In the decade since becoming eligible to vote, I’ve moved seven times across four different states. Along the way, I’ve prided myself on re-registering with each move and doing my best to get familiar with my new elected officials. But despite the fact that my job literally revolves around elections, I still struggle like most Americans when it comes to voting in local elections and down ballot races during higher-profile elections.
When my city recently held a ballot referendum over building a new high school, I felt completely out of my depth. I only learned about the race a week before election day and I had trouble making sense of what we were being asked to vote on. The handful of articles I found felt incomplete and had agendas that were difficult to decipher. Talking it out with my fiancé, we debated whether it was even our place to weigh in since we didn’t have deep roots in town or plan to raise kids here.
As I attempted to untangle what a “yes” or “no” vote meant, the fear of getting it wrong loomed large, especially since the consequences would be borne by people already marginalized within the community. While the city I live in is overwhelmingly white, the high school primarily served Black and Latino students. The demographic mismatch between the school system and the voting population forced me to consider the potential equity impacts of the referendum even more deeply.
Although I ultimately made it to the polls for that referendum, millions across the country sit out similar elections every year, with turnout in local elections often struggling to crack 30%. Some simply never hear about these low salience elections, while others drop off somewhere along the way between setting an intention to vote and actually voting—especially if they lack the time and resources to navigate the process. While conventional wisdom is quick to ascribe low turnout to voter apathy, the reality reveals a much more complicated picture.

(Dataset excerpts)
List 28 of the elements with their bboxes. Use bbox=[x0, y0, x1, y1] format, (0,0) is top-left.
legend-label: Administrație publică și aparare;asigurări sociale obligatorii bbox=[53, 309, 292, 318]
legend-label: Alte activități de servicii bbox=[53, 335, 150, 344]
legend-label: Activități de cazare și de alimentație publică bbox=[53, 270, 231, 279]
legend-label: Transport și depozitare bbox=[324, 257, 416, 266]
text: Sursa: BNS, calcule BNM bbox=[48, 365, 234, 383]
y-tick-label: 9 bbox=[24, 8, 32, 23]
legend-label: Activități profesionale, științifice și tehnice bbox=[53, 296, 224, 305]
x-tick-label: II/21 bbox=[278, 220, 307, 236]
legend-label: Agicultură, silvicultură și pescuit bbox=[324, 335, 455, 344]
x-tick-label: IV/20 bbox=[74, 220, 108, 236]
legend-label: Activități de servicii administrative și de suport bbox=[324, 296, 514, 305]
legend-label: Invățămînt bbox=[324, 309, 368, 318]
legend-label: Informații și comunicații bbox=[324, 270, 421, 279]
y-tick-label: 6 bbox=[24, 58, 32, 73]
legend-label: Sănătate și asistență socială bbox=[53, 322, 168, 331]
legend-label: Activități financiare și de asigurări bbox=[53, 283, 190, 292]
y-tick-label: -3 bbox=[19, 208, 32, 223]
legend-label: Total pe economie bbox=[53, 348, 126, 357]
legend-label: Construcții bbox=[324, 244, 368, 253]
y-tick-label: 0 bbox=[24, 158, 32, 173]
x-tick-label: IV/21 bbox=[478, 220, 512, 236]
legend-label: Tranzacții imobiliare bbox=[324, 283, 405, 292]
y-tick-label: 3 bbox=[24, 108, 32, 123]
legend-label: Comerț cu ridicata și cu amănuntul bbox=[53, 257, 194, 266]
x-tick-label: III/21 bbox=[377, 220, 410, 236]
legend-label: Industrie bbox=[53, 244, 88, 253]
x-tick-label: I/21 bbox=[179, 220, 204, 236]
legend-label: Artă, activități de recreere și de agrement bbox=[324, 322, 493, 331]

• WHAT YOU NEED TO DO:
**A)** In the essay about local elections, how many times has the writer moved since becoming eligible to vote?
**B)** Rewrite the essay about local elections starting with "When my city" and going on through "raise kids here.", changing "fiancé" to "partner".

• ANSWERS GIVEN:
**A)** Seven times, across four different states.

**B)**
When my city recently held a ballot referendum over building a new high school, I felt completely out of my depth. I only learned about the race a week before election day and I had trouble making sense of what we were being asked to vote on. The handful of articles I found felt incomplete and had agendas that were difficult to decipher. Talking it out with my partner, we debated whether it was even our place to weigh in since we didn’t have deep roots in town or plan to raise kids here.